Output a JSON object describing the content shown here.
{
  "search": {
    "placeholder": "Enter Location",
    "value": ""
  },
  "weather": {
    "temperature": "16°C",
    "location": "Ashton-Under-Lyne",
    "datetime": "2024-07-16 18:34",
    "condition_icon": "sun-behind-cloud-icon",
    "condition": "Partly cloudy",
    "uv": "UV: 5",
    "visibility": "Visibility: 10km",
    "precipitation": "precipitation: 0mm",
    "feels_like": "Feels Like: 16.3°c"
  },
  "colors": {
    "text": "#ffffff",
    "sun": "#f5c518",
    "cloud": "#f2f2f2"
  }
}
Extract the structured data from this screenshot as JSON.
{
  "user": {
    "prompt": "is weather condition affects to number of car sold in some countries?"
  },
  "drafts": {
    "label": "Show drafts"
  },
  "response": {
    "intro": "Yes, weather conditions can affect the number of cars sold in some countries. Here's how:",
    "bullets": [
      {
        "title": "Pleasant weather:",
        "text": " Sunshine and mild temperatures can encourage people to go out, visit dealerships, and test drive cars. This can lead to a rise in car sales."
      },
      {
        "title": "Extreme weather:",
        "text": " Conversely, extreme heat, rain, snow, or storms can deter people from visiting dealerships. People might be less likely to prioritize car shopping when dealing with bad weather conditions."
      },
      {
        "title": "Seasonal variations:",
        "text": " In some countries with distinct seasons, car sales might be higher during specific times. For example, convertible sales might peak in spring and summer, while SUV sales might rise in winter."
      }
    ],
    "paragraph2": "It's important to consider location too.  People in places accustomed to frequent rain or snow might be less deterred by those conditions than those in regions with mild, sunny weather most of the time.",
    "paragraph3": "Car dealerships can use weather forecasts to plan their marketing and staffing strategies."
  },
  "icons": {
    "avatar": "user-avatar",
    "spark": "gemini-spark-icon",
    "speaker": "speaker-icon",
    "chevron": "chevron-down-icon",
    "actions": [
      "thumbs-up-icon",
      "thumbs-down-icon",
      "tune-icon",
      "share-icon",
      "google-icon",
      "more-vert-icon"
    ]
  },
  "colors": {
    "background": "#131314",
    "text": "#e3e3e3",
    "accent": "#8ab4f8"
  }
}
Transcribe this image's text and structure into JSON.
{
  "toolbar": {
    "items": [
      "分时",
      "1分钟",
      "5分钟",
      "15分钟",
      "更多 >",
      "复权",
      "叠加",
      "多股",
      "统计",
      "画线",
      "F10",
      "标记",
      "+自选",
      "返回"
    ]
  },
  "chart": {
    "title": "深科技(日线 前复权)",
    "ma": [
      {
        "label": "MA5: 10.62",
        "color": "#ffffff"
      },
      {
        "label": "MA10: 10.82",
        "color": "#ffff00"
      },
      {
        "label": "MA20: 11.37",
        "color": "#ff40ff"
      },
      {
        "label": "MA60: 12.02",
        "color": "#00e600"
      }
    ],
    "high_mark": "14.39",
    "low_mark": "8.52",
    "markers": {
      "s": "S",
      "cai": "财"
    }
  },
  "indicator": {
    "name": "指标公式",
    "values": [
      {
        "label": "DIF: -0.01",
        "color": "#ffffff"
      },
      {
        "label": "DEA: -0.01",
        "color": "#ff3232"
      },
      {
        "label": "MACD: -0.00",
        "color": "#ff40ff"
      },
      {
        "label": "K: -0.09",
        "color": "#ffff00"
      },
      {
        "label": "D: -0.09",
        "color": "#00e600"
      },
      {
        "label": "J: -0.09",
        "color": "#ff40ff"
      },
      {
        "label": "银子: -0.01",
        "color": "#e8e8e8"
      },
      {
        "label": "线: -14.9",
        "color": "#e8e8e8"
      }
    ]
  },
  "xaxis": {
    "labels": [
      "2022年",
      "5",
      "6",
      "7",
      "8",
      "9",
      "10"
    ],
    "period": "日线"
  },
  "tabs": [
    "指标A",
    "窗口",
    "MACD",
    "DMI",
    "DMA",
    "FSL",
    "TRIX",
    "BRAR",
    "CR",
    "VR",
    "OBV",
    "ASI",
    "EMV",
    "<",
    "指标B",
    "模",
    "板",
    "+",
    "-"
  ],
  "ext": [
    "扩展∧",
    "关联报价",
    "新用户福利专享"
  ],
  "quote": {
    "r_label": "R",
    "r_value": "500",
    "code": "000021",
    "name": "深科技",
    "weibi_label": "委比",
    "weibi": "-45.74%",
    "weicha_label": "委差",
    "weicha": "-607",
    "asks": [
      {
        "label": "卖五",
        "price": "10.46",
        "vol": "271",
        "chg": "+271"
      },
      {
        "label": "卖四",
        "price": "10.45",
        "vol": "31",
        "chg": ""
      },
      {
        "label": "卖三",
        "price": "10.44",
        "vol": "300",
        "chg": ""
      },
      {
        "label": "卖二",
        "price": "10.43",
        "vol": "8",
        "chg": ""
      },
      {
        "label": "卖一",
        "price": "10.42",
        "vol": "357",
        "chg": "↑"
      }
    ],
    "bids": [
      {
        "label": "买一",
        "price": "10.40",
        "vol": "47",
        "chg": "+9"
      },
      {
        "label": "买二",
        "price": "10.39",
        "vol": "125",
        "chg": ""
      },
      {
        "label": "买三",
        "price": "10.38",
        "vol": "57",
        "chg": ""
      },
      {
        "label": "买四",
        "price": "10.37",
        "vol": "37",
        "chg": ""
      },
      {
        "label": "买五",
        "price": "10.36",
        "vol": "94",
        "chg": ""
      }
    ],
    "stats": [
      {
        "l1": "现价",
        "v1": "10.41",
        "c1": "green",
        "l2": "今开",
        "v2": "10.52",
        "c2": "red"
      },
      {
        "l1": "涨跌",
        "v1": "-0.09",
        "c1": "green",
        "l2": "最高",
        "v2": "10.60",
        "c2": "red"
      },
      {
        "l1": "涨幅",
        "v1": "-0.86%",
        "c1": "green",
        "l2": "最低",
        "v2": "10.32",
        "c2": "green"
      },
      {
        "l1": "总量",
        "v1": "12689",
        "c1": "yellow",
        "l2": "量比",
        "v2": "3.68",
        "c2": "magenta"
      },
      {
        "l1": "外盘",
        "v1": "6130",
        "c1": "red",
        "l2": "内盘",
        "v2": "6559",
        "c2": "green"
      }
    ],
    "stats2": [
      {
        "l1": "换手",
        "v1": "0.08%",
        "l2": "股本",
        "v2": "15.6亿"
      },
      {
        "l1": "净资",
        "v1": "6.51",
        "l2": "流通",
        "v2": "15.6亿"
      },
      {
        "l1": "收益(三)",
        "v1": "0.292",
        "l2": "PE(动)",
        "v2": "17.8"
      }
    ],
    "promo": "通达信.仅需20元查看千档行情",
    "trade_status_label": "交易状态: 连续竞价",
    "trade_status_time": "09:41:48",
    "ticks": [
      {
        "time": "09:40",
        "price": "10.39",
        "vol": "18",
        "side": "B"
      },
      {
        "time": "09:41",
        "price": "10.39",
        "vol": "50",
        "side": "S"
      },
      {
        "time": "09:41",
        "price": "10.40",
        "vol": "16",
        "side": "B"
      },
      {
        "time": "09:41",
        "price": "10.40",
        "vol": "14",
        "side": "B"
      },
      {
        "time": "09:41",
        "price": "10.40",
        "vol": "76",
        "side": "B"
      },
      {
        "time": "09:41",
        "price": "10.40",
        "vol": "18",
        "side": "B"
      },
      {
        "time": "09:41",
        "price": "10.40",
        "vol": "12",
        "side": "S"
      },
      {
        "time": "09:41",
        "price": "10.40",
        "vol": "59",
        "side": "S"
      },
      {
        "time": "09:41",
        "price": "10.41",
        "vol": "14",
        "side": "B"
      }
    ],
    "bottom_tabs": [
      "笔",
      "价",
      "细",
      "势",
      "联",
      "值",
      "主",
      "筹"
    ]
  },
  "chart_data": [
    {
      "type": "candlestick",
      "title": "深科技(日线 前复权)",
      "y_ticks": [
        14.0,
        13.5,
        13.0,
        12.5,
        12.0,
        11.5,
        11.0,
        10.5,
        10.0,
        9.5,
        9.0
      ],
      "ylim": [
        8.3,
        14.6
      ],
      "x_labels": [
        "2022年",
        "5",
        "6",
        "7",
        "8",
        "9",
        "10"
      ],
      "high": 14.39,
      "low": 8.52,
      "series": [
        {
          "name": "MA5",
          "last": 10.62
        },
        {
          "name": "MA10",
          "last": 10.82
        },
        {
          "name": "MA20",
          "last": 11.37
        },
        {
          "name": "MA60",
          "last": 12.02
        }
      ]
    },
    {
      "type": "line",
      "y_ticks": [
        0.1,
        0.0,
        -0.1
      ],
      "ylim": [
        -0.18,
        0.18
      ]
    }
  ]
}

________

Task goal:
Find the lines with the string "less" and reproduce them.

Result for this exercise:
        "text": " Conversely, extreme heat, rain, snow, or storms can deter people from visiting dealerships. People might be less likely to prioritize car shopping when dealing with bad weather conditions."
    "paragraph2": "It's important to consider location too.  People in places accustomed to frequent rain or snow might be less deterred by those conditions than those in regions with mild, sunny weather most of the time.",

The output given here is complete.